## What is needed
Using the listing below, copy every line that mentions "ATCOM".

>>

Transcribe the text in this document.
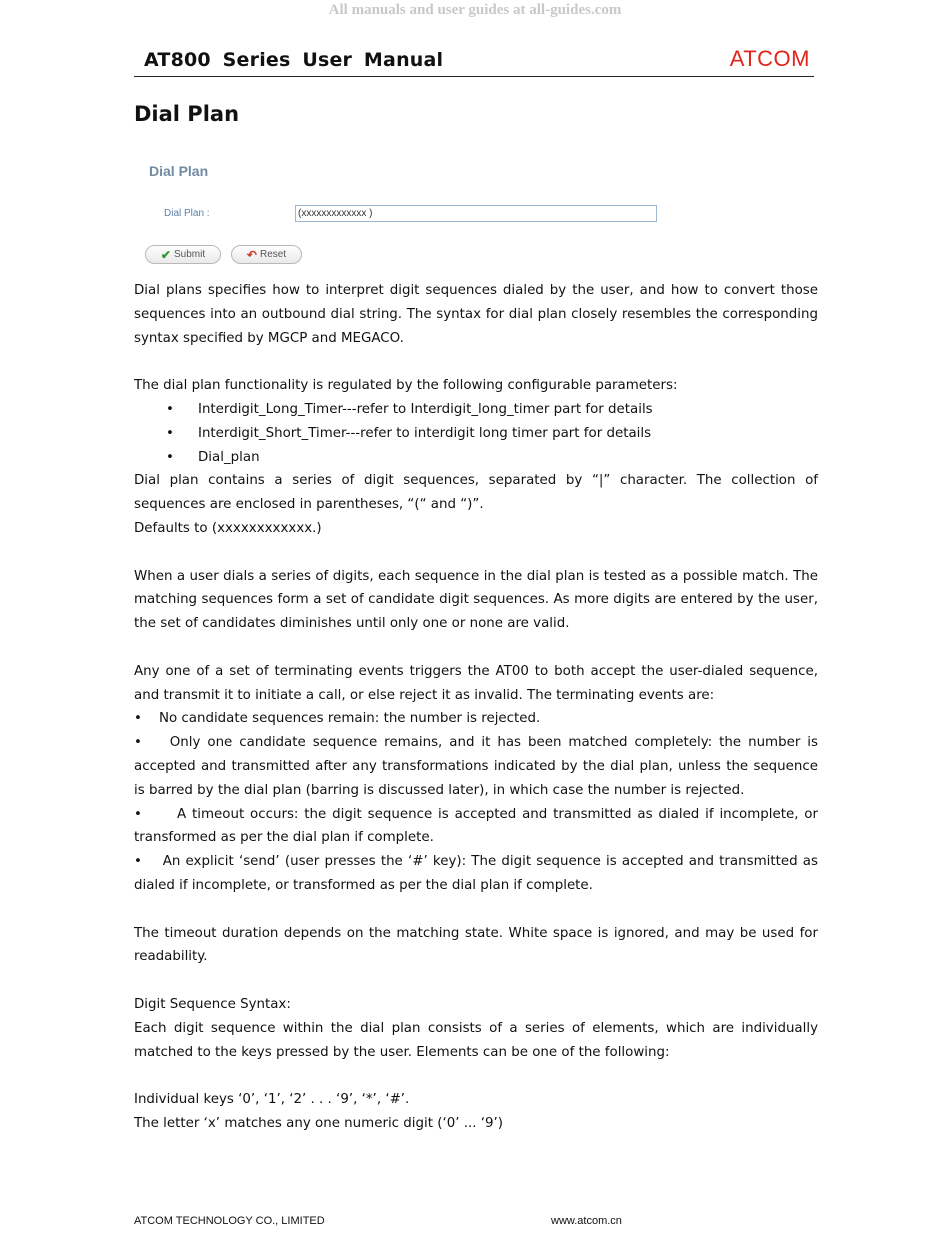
All manuals and user guides at all-guides.com
AT800 Series User Manual	ATCOM
Dial Plan
Dial Plan
Dial Plan :	(xxxxxxxxxxxxx )
✔ Submit	↶ Reset

Dial plans specifies how to interpret digit sequences dialed by the user, and how to convert those sequences into an outbound dial string. The syntax for dial plan closely resembles the corresponding syntax specified by MGCP and MEGACO.

The dial plan functionality is regulated by the following configurable parameters:

•	Interdigit_Long_Timer---refer to Interdigit_long_timer part for details
•	Interdigit_Short_Timer---refer to interdigit long timer part for details
•	Dial_plan

Dial plan contains a series of digit sequences, separated by “|” character. The collection of sequences are enclosed in parentheses, “(“ and “)”.

Defaults to (xxxxxxxxxxxx.)

When a user dials a series of digits, each sequence in the dial plan is tested as a possible match. The matching sequences form a set of candidate digit sequences. As more digits are entered by the user, the set of candidates diminishes until only one or none are valid.

Any one of a set of terminating events triggers the AT00 to both accept the user-dialed sequence, and transmit it to initiate a call, or else reject it as invalid. The terminating events are:

•    No candidate sequences remain: the number is rejected.

•    Only one candidate sequence remains, and it has been matched completely: the number is accepted and transmitted after any transformations indicated by the dial plan, unless the sequence is barred by the dial plan (barring is discussed later), in which case the number is rejected.

•      A timeout occurs: the digit sequence is accepted and transmitted as dialed if incomplete, or transformed as per the dial plan if complete.

•    An explicit ‘send’ (user presses the ‘#’ key): The digit sequence is accepted and transmitted as dialed if incomplete, or transformed as per the dial plan if complete.

The timeout duration depends on the matching state. White space is ignored, and may be used for readability.

Digit Sequence Syntax:

Each digit sequence within the dial plan consists of a series of elements, which are individually matched to the keys pressed by the user. Elements can be one of the following:

Individual keys ‘0’, ‘1’, ‘2’ . . . ‘9’, ‘*’, ‘#’.

The letter ‘x’ matches any one numeric digit (‘0’ ... ‘9’)

ATCOM TECHNOLOGY CO., LIMITED	www.atcom.cn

<<

## Result of the task
AT800 Series User Manual	ATCOM
ATCOM TECHNOLOGY CO., LIMITED	www.atcom.cn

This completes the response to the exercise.